_Problem to solve:_
Print the data exactly as it is given, please.

_____

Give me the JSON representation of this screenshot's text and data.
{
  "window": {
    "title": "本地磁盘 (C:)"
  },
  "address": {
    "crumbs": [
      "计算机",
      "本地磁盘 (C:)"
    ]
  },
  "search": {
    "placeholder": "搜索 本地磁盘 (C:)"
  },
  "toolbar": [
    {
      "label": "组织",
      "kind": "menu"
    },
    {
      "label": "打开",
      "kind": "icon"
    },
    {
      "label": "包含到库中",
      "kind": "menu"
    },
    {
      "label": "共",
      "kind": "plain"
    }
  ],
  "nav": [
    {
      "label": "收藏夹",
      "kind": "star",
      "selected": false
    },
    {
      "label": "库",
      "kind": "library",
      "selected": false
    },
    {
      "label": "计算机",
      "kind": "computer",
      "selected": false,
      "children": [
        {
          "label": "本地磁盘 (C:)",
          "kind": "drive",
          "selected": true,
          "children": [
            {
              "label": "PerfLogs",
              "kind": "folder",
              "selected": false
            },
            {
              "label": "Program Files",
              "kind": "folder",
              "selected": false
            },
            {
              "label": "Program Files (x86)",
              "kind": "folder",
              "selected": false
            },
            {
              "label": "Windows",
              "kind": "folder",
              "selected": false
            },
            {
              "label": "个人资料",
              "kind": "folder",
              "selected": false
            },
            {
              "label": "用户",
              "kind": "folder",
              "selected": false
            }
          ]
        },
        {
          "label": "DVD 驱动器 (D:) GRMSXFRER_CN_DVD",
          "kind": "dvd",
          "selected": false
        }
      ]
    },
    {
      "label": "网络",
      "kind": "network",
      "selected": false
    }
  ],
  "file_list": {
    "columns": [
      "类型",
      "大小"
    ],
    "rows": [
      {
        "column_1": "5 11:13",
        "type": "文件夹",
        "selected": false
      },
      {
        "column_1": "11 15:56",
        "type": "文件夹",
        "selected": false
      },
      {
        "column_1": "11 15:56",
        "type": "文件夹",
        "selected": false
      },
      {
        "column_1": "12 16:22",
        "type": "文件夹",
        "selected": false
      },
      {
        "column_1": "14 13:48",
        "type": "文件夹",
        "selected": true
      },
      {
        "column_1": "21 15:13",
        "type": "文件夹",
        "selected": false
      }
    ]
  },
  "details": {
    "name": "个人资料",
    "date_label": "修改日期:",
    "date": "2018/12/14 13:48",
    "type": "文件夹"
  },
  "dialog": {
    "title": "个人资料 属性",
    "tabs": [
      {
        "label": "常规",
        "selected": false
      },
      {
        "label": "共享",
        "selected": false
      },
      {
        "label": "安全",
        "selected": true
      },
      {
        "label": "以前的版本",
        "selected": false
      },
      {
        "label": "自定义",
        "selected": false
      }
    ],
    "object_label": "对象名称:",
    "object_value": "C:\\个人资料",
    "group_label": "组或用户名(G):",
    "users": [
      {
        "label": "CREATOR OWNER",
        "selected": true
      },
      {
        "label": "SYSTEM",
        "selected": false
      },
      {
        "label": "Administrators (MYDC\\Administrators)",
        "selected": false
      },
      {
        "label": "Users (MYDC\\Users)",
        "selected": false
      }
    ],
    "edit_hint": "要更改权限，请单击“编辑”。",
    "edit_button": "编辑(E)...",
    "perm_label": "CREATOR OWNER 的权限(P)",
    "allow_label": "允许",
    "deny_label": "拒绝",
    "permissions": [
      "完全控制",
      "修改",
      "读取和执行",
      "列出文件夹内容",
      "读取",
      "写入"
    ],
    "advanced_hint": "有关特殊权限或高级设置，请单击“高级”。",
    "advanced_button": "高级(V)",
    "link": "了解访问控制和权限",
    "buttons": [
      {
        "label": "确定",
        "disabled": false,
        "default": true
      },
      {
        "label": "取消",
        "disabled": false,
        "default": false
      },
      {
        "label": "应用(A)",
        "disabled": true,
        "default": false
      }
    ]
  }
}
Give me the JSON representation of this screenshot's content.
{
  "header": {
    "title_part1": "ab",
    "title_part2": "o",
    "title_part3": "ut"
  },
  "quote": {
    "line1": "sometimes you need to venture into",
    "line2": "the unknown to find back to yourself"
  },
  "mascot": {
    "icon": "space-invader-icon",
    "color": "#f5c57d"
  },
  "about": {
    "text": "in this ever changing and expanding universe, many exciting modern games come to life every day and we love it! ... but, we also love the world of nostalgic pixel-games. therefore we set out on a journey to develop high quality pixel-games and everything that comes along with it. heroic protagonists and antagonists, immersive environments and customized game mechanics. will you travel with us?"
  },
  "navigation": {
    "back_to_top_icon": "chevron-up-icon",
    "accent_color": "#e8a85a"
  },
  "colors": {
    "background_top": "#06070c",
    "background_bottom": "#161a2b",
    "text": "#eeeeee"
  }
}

_____

_Solution to this exercise:_
Give me the JSON representation of this screenshot's text and data.
{
  "window": {
    "title": "本地磁盘 (C:)"
  },
  "address": {
    "crumbs": [
      "计算机",
      "本地磁盘 (C:)"
    ]
  },
  "search": {
    "placeholder": "搜索 本地磁盘 (C:)"
  },
  "toolbar": [
    {
      "label": "组织",
      "kind": "menu"
    },
    {
      "label": "打开",
      "kind": "icon"
    },
    {
      "label": "包含到库中",
      "kind": "menu"
    },
    {
      "label": "共",
      "kind": "plain"
    }
  ],
  "nav": [
    {
      "label": "收藏夹",
      "kind": "star",
      "selected": false
    },
    {
      "label": "库",
      "kind": "library",
      "selected": false
    },
    {
      "label": "计算机",
      "kind": "computer",
      "selected": false,
      "children": [
        {
          "label": "本地磁盘 (C:)",
          "kind": "drive",
          "selected": true,
          "children": [
            {
              "label": "PerfLogs",
              "kind": "folder",
              "selected": false
            },
            {
              "label": "Program Files",
              "kind": "folder",
              "selected": false
            },
            {
              "label": "Program Files (x86)",
              "kind": "folder",
              "selected": false
            },
            {
              "label": "Windows",
              "kind": "folder",
              "selected": false
            },
            {
              "label": "个人资料",
              "kind": "folder",
              "selected": false
            },
            {
              "label": "用户",
              "kind": "folder",
              "selected": false
            }
          ]
        },
        {
          "label": "DVD 驱动器 (D:) GRMSXFRER_CN_DVD",
          "kind": "dvd",
          "selected": false
        }
      ]
    },
    {
      "label": "网络",
      "kind": "network",
      "selected": false
    }
  ],
  "file_list": {
    "columns": [
      "类型",
      "大小"
    ],
    "rows": [
      {
        "column_1": "5 11:13",
        "type": "文件夹",
        "selected": false
      },
      {
        "column_1": "11 15:56",
        "type": "文件夹",
        "selected": false
      },
      {
        "column_1": "11 15:56",
        "type": "文件夹",
        "selected": false
      },
      {
        "column_1": "12 16:22",
        "type": "文件夹",
        "selected": false
      },
      {
        "column_1": "14 13:48",
        "type": "文件夹",
        "selected": true
      },
      {
        "column_1": "21 15:13",
        "type": "文件夹",
        "selected": false
      }
    ]
  },
  "details": {
    "name": "个人资料",
    "date_label": "修改日期:",
    "date": "2018/12/14 13:48",
    "type": "文件夹"
  },
  "dialog": {
    "title": "个人资料 属性",
    "tabs": [
      {
        "label": "常规",
        "selected": false
      },
      {
        "label": "共享",
        "selected": false
      },
      {
        "label": "安全",
        "selected": true
      },
      {
        "label": "以前的版本",
        "selected": false
      },
      {
        "label": "自定义",
        "selected": false
      }
    ],
    "object_label": "对象名称:",
    "object_value": "C:\\个人资料",
    "group_label": "组或用户名(G):",
    "users": [
      {
        "label": "CREATOR OWNER",
        "selected": true
      },
      {
        "label": "SYSTEM",
        "selected": false
      },
      {
        "label": "Administrators (MYDC\\Administrators)",
        "selected": false
      },
      {
        "label": "Users (MYDC\\Users)",
        "selected": false
      }
    ],
    "edit_hint": "要更改权限，请单击“编辑”。",
    "edit_button": "编辑(E)...",
    "perm_label": "CREATOR OWNER 的权限(P)",
    "allow_label": "允许",
    "deny_label": "拒绝",
    "permissions": [
      "完全控制",
      "修改",
      "读取和执行",
      "列出文件夹内容",
      "读取",
      "写入"
    ],
    "advanced_hint": "有关特殊权限或高级设置，请单击“高级”。",
    "advanced_button": "高级(V)",
    "link": "了解访问控制和权限",
    "buttons": [
      {
        "label": "确定",
        "disabled": false,
        "default": true
      },
      {
        "label": "取消",
        "disabled": false,
        "default": false
      },
      {
        "label": "应用(A)",
        "disabled": true,
        "default": false
      }
    ]
  }
}
Give me the JSON representation of this screenshot's content.
{
  "header": {
    "title_part1": "ab",
    "title_part2": "o",
    "title_part3": "ut"
  },
  "quote": {
    "line1": "sometimes you need to venture into",
    "line2": "the unknown to find back to yourself"
  },
  "mascot": {
    "icon": "space-invader-icon",
    "color": "#f5c57d"
  },
  "about": {
    "text": "in this ever changing and expanding universe, many exciting modern games come to life every day and we love it! ... but, we also love the world of nostalgic pixel-games. therefore we set out on a journey to develop high quality pixel-games and everything that comes along with it. heroic protagonists and antagonists, immersive environments and customized game mechanics. will you travel with us?"
  },
  "navigation": {
    "back_to_top_icon": "chevron-up-icon",
    "accent_color": "#e8a85a"
  },
  "colors": {
    "background_top": "#06070c",
    "background_bottom": "#161a2b",
    "text": "#eeeeee"
  }
}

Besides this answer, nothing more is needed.